___ Task input

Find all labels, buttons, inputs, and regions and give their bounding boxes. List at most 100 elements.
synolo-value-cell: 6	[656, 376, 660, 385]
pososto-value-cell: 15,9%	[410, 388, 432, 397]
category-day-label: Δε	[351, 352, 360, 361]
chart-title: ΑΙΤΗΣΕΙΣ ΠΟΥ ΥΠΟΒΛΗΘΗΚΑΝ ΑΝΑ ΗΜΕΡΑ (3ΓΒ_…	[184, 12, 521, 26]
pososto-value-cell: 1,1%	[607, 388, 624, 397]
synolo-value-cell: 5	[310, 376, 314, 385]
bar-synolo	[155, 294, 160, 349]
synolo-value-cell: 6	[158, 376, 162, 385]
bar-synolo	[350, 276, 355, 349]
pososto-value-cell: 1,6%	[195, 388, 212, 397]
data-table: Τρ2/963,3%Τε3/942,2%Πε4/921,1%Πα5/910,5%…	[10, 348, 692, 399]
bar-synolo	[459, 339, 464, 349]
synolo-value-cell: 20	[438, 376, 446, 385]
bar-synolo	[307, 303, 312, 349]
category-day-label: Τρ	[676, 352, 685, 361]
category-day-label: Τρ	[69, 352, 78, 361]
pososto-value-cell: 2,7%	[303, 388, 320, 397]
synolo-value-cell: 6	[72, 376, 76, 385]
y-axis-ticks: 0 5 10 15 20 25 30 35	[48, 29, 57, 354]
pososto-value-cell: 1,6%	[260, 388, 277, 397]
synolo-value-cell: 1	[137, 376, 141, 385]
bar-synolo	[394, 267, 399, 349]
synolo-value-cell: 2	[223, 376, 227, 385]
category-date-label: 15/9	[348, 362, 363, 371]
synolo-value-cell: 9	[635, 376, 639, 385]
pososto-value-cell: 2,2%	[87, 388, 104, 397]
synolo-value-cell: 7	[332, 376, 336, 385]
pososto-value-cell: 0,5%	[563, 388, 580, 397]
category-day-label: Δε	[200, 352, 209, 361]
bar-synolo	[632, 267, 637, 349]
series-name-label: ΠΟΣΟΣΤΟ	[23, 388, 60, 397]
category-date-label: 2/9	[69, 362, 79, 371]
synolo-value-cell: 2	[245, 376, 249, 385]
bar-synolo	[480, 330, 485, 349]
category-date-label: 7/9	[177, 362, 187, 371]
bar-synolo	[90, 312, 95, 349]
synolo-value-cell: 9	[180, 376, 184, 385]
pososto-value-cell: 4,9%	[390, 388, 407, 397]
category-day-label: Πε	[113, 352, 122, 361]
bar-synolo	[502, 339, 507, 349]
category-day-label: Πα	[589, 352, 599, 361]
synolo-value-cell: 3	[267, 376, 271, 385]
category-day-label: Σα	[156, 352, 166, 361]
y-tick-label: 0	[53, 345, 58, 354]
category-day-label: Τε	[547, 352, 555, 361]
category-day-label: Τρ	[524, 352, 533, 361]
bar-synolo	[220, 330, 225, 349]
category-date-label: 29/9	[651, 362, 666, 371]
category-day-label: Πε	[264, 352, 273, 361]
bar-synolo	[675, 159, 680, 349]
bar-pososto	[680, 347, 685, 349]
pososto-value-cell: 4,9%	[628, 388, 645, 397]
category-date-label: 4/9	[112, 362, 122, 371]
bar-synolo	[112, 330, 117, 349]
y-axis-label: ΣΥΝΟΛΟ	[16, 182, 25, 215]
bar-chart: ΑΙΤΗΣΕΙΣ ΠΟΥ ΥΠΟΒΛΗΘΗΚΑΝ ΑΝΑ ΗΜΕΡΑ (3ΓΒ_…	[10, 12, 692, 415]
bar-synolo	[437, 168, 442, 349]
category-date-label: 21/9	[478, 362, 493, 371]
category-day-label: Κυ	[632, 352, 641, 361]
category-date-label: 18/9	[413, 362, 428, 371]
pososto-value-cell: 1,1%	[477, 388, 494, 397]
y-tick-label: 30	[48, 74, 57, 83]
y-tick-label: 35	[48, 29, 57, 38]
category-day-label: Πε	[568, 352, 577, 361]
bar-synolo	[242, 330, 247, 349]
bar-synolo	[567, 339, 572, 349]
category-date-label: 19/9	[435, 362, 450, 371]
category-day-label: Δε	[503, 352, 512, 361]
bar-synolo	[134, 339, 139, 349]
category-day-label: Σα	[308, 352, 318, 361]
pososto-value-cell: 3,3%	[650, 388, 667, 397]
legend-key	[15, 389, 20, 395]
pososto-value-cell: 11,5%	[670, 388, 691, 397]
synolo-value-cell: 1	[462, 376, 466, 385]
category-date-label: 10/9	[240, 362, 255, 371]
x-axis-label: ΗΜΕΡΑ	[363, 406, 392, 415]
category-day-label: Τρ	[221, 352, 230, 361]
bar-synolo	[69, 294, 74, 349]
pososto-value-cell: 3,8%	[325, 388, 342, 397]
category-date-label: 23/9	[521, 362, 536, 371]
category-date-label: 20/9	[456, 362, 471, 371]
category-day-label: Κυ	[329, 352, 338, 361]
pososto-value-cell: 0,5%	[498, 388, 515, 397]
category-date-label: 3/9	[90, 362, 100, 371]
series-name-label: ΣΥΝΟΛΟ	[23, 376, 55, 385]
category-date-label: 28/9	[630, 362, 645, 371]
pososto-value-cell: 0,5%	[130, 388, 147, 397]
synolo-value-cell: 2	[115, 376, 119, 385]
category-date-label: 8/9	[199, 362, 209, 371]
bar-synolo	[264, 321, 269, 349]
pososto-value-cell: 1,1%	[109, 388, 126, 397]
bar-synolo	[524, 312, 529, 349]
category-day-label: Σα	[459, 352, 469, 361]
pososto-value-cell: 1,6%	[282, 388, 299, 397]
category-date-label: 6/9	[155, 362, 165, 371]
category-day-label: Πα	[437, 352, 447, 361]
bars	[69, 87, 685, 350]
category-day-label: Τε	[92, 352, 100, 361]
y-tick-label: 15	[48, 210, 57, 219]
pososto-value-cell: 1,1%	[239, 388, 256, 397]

______

- [What you will do]
Copy all of the data above line for line, with nothing changed.

- [Exercise answer]
Find all labels, buttons, inputs, and regions and give their bounding boxes. List at most 100 elements.
synolo-value-cell: 6	[656, 376, 660, 385]
pososto-value-cell: 15,9%	[410, 388, 432, 397]
category-day-label: Δε	[351, 352, 360, 361]
chart-title: ΑΙΤΗΣΕΙΣ ΠΟΥ ΥΠΟΒΛΗΘΗΚΑΝ ΑΝΑ ΗΜΕΡΑ (3ΓΒ_…	[184, 12, 521, 26]
pososto-value-cell: 1,1%	[607, 388, 624, 397]
synolo-value-cell: 5	[310, 376, 314, 385]
bar-synolo	[155, 294, 160, 349]
synolo-value-cell: 6	[158, 376, 162, 385]
bar-synolo	[350, 276, 355, 349]
pososto-value-cell: 1,6%	[195, 388, 212, 397]
data-table: Τρ2/963,3%Τε3/942,2%Πε4/921,1%Πα5/910,5%…	[10, 348, 692, 399]
bar-synolo	[459, 339, 464, 349]
synolo-value-cell: 20	[438, 376, 446, 385]
bar-synolo	[307, 303, 312, 349]
category-day-label: Τρ	[676, 352, 685, 361]
category-day-label: Τρ	[69, 352, 78, 361]
pososto-value-cell: 2,7%	[303, 388, 320, 397]
synolo-value-cell: 6	[72, 376, 76, 385]
y-axis-ticks: 0 5 10 15 20 25 30 35	[48, 29, 57, 354]
pososto-value-cell: 1,6%	[260, 388, 277, 397]
synolo-value-cell: 1	[137, 376, 141, 385]
bar-synolo	[394, 267, 399, 349]
synolo-value-cell: 2	[223, 376, 227, 385]
category-date-label: 15/9	[348, 362, 363, 371]
synolo-value-cell: 9	[635, 376, 639, 385]
pososto-value-cell: 2,2%	[87, 388, 104, 397]
synolo-value-cell: 7	[332, 376, 336, 385]
pososto-value-cell: 0,5%	[563, 388, 580, 397]
category-day-label: Δε	[200, 352, 209, 361]
bar-synolo	[632, 267, 637, 349]
series-name-label: ΠΟΣΟΣΤΟ	[23, 388, 60, 397]
category-date-label: 2/9	[69, 362, 79, 371]
synolo-value-cell: 2	[245, 376, 249, 385]
bar-synolo	[480, 330, 485, 349]
category-date-label: 7/9	[177, 362, 187, 371]
bar-synolo	[90, 312, 95, 349]
synolo-value-cell: 9	[180, 376, 184, 385]
pososto-value-cell: 4,9%	[390, 388, 407, 397]
category-day-label: Πε	[113, 352, 122, 361]
bar-synolo	[502, 339, 507, 349]
category-day-label: Πα	[589, 352, 599, 361]
synolo-value-cell: 3	[267, 376, 271, 385]
category-day-label: Σα	[156, 352, 166, 361]
y-tick-label: 0	[53, 345, 58, 354]
category-day-label: Τε	[547, 352, 555, 361]
category-day-label: Τρ	[524, 352, 533, 361]
bar-synolo	[220, 330, 225, 349]
category-date-label: 29/9	[651, 362, 666, 371]
category-day-label: Πε	[264, 352, 273, 361]
bar-synolo	[675, 159, 680, 349]
bar-pososto	[680, 347, 685, 349]
pososto-value-cell: 4,9%	[628, 388, 645, 397]
category-date-label: 4/9	[112, 362, 122, 371]
bar-synolo	[112, 330, 117, 349]
y-axis-label: ΣΥΝΟΛΟ	[16, 182, 25, 215]
bar-chart: ΑΙΤΗΣΕΙΣ ΠΟΥ ΥΠΟΒΛΗΘΗΚΑΝ ΑΝΑ ΗΜΕΡΑ (3ΓΒ_…	[10, 12, 692, 415]
bar-synolo	[437, 168, 442, 349]
category-date-label: 21/9	[478, 362, 493, 371]
category-day-label: Κυ	[632, 352, 641, 361]
category-date-label: 18/9	[413, 362, 428, 371]
pososto-value-cell: 1,1%	[477, 388, 494, 397]
y-tick-label: 30	[48, 74, 57, 83]
y-tick-label: 35	[48, 29, 57, 38]
category-day-label: Πε	[568, 352, 577, 361]
bar-synolo	[242, 330, 247, 349]
bar-synolo	[567, 339, 572, 349]
category-date-label: 19/9	[435, 362, 450, 371]
category-day-label: Δε	[503, 352, 512, 361]
bar-synolo	[134, 339, 139, 349]
category-day-label: Σα	[308, 352, 318, 361]
pososto-value-cell: 3,3%	[650, 388, 667, 397]
legend-key	[15, 389, 20, 395]
pososto-value-cell: 11,5%	[670, 388, 691, 397]
synolo-value-cell: 1	[462, 376, 466, 385]
category-date-label: 10/9	[240, 362, 255, 371]
x-axis-label: ΗΜΕΡΑ	[363, 406, 392, 415]
category-day-label: Τρ	[221, 352, 230, 361]
bar-synolo	[69, 294, 74, 349]
pososto-value-cell: 3,8%	[325, 388, 342, 397]
category-date-label: 23/9	[521, 362, 536, 371]
category-date-label: 20/9	[456, 362, 471, 371]
category-day-label: Κυ	[329, 352, 338, 361]
pososto-value-cell: 0,5%	[498, 388, 515, 397]
category-date-label: 3/9	[90, 362, 100, 371]
series-name-label: ΣΥΝΟΛΟ	[23, 376, 55, 385]
category-date-label: 28/9	[630, 362, 645, 371]
pososto-value-cell: 0,5%	[130, 388, 147, 397]
synolo-value-cell: 2	[115, 376, 119, 385]
category-date-label: 8/9	[199, 362, 209, 371]
bar-synolo	[264, 321, 269, 349]
pososto-value-cell: 1,1%	[109, 388, 126, 397]
bar-synolo	[524, 312, 529, 349]
category-day-label: Σα	[459, 352, 469, 361]
pososto-value-cell: 1,6%	[282, 388, 299, 397]
category-date-label: 6/9	[155, 362, 165, 371]
category-day-label: Πα	[437, 352, 447, 361]
bars	[69, 87, 685, 350]
category-day-label: Τε	[92, 352, 100, 361]
y-tick-label: 15	[48, 210, 57, 219]
pososto-value-cell: 1,1%	[239, 388, 256, 397]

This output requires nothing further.